**Task to carry out:** Transcribe all the records exactly and omit any images they hold.

**Records provided:**
···
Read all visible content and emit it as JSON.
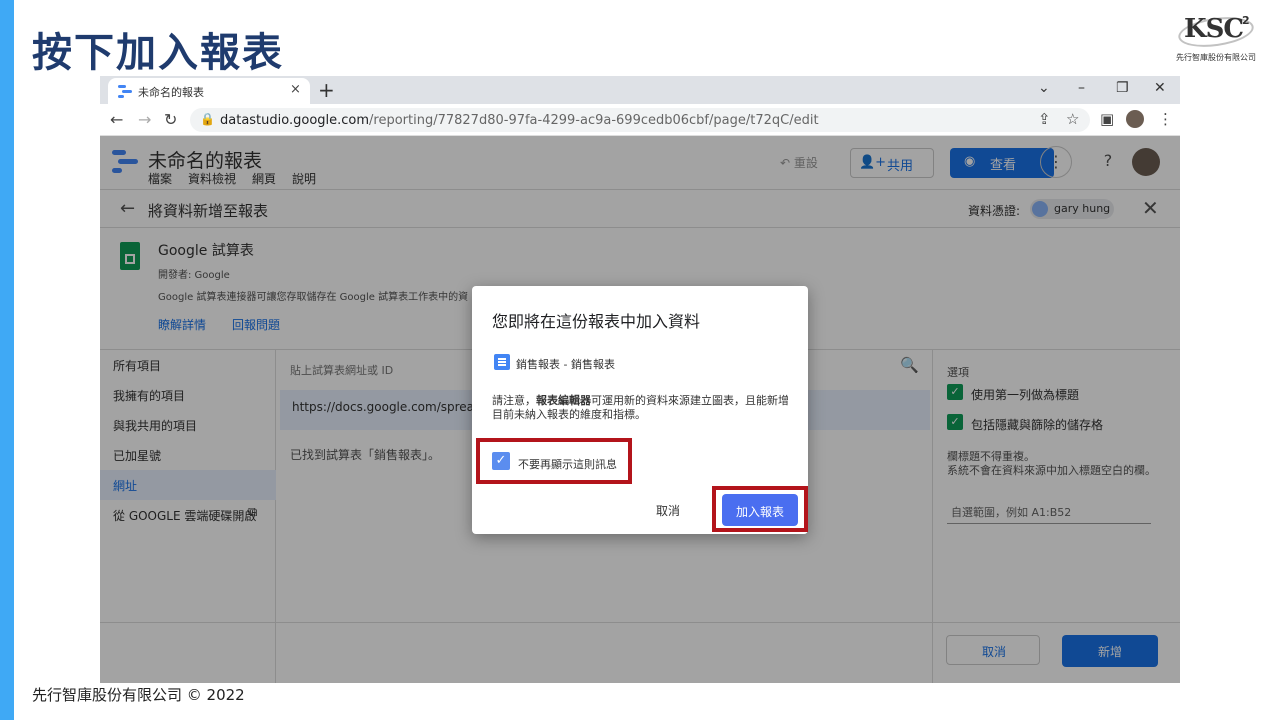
{
  "slide": {
    "title": "按下加入報表",
    "logo_text": "KSC",
    "logo_sup": "2",
    "logo_sub": "先行智庫股份有限公司",
    "footer": "先行智庫股份有限公司 © 2022"
  },
  "browser": {
    "tab_title": "未命名的報表",
    "tab_close": "×",
    "new_tab": "+",
    "url_domain": "datastudio.google.com",
    "url_path": "/reporting/77827d80-97fa-4299-ac9a-699cedb06cbf/page/t72qC/edit",
    "win_min": "–",
    "win_restore": "❐",
    "win_close": "✕",
    "chevron": "⌄"
  },
  "datastudio": {
    "report_title": "未命名的報表",
    "menu": [
      "檔案",
      "資料檢視",
      "網頁",
      "說明"
    ],
    "undo_label": "重設",
    "share_label": "共用",
    "view_label": "查看",
    "add_data_title": "將資料新增至報表",
    "credentials_label": "資料憑證:",
    "credentials_user": "gary hung",
    "connector_name": "Google 試算表",
    "connector_dev": "開發者: Google",
    "connector_desc": "Google 試算表連接器可讓您存取儲存在 Google 試算表工作表中的資",
    "link_more": "瞭解詳情",
    "link_report": "回報問題",
    "left_nav": [
      "所有項目",
      "我擁有的項目",
      "與我共用的項目",
      "已加星號",
      "網址",
      "從 GOOGLE 雲端硬碟開啟"
    ],
    "paste_label": "貼上試算表網址或 ID",
    "url_value": "https://docs.google.com/spreadshee",
    "found_text": "已找到試算表「銷售報表」。",
    "options_label": "選項",
    "option1": "使用第一列做為標題",
    "option2": "包括隱藏與篩除的儲存格",
    "note1": "欄標題不得重複。",
    "note2": "系統不會在資料來源中加入標題空白的欄。",
    "range_placeholder": "自選範圍，例如 A1:B52",
    "cancel_label": "取消",
    "add_label": "新增"
  },
  "dialog": {
    "title": "您即將在這份報表中加入資料",
    "file_name": "銷售報表 - 銷售報表",
    "note_prefix": "請注意，",
    "note_bold": "報表編輯器",
    "note_rest": "可運用新的資料來源建立圖表，且能新增目前未納入報表的維度和指標。",
    "checkbox_label": "不要再顯示這則訊息",
    "checkbox_checked": true,
    "cancel_label": "取消",
    "confirm_label": "加入報表"
  },
  "colors": {
    "accent_bar": "#3fa9f5",
    "title": "#1f3b6e",
    "highlight": "#b3141b",
    "primary_button": "#4a6ef0"
  }
}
···
**Result of this task:**
Read all visible content and emit it as JSON.
{
  "slide": {
    "title": "按下加入報表",
    "logo_text": "KSC",
    "logo_sup": "2",
    "logo_sub": "先行智庫股份有限公司",
    "footer": "先行智庫股份有限公司 © 2022"
  },
  "browser": {
    "tab_title": "未命名的報表",
    "tab_close": "×",
    "new_tab": "+",
    "url_domain": "datastudio.google.com",
    "url_path": "/reporting/77827d80-97fa-4299-ac9a-699cedb06cbf/page/t72qC/edit",
    "win_min": "–",
    "win_restore": "❐",
    "win_close": "✕",
    "chevron": "⌄"
  },
  "datastudio": {
    "report_title": "未命名的報表",
    "menu": [
      "檔案",
      "資料檢視",
      "網頁",
      "說明"
    ],
    "undo_label": "重設",
    "share_label": "共用",
    "view_label": "查看",
    "add_data_title": "將資料新增至報表",
    "credentials_label": "資料憑證:",
    "credentials_user": "gary hung",
    "connector_name": "Google 試算表",
    "connector_dev": "開發者: Google",
    "connector_desc": "Google 試算表連接器可讓您存取儲存在 Google 試算表工作表中的資",
    "link_more": "瞭解詳情",
    "link_report": "回報問題",
    "left_nav": [
      "所有項目",
      "我擁有的項目",
      "與我共用的項目",
      "已加星號",
      "網址",
      "從 GOOGLE 雲端硬碟開啟"
    ],
    "paste_label": "貼上試算表網址或 ID",
    "url_value": "https://docs.google.com/spreadshee",
    "found_text": "已找到試算表「銷售報表」。",
    "options_label": "選項",
    "option1": "使用第一列做為標題",
    "option2": "包括隱藏與篩除的儲存格",
    "note1": "欄標題不得重複。",
    "note2": "系統不會在資料來源中加入標題空白的欄。",
    "range_placeholder": "自選範圍，例如 A1:B52",
    "cancel_label": "取消",
    "add_label": "新增"
  },
  "dialog": {
    "title": "您即將在這份報表中加入資料",
    "file_name": "銷售報表 - 銷售報表",
    "note_prefix": "請注意，",
    "note_bold": "報表編輯器",
    "note_rest": "可運用新的資料來源建立圖表，且能新增目前未納入報表的維度和指標。",
    "checkbox_label": "不要再顯示這則訊息",
    "checkbox_checked": true,
    "cancel_label": "取消",
    "confirm_label": "加入報表"
  },
  "colors": {
    "accent_bar": "#3fa9f5",
    "title": "#1f3b6e",
    "highlight": "#b3141b",
    "primary_button": "#4a6ef0"
  }
}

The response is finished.